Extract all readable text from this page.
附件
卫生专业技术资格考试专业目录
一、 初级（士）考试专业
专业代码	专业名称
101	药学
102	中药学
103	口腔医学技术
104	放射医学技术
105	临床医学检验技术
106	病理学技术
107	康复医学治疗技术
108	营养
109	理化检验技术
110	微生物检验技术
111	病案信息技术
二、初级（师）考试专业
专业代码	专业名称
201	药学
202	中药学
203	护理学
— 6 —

* * * * *

WHAT THE EXERCISE ASKS => Repeat the material word for word, in full.

EXPECTED ANSWER =>
Extract all readable text from this page.
附件
卫生专业技术资格考试专业目录
一、 初级（士）考试专业
专业代码	专业名称
101	药学
102	中药学
103	口腔医学技术
104	放射医学技术
105	临床医学检验技术
106	病理学技术
107	康复医学治疗技术
108	营养
109	理化检验技术
110	微生物检验技术
111	病案信息技术
二、初级（师）考试专业
专业代码	专业名称
201	药学
202	中药学
203	护理学
— 6 —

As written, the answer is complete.